In the records below, pick out all lines containing the word "населенный".

— START OF Material provided —

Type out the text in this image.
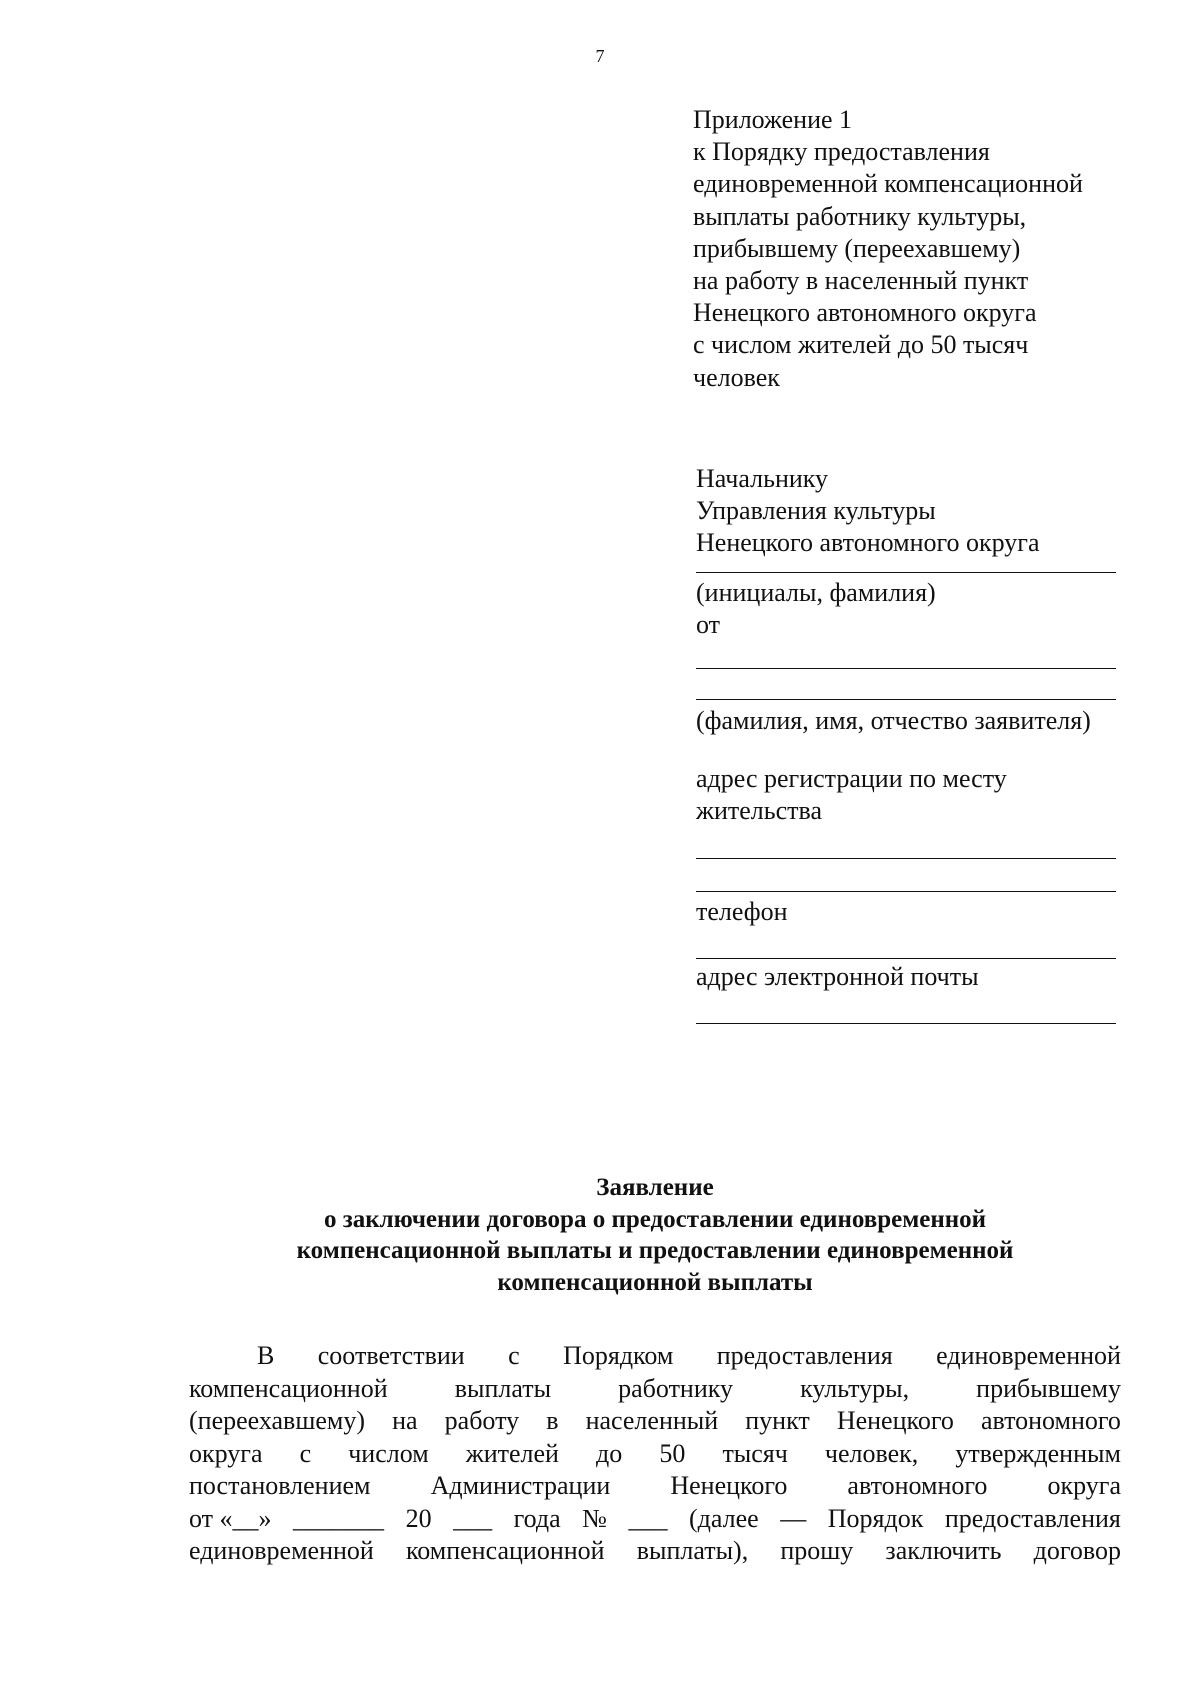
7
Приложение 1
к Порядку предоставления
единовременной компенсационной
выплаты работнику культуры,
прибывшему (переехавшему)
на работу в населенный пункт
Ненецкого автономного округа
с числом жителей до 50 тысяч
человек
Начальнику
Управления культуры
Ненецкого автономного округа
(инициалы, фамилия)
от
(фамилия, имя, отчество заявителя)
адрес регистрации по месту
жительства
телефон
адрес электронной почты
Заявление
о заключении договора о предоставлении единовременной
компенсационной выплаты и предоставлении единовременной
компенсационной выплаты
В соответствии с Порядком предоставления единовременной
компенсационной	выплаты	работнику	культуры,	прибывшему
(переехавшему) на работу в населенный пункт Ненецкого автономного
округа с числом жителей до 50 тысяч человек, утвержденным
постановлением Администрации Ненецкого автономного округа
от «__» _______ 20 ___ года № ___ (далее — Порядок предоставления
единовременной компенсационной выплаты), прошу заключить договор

— END OF Material provided —

### Exercise result
на работу в населенный пункт
(переехавшему) на работу в населенный пункт Ненецкого автономного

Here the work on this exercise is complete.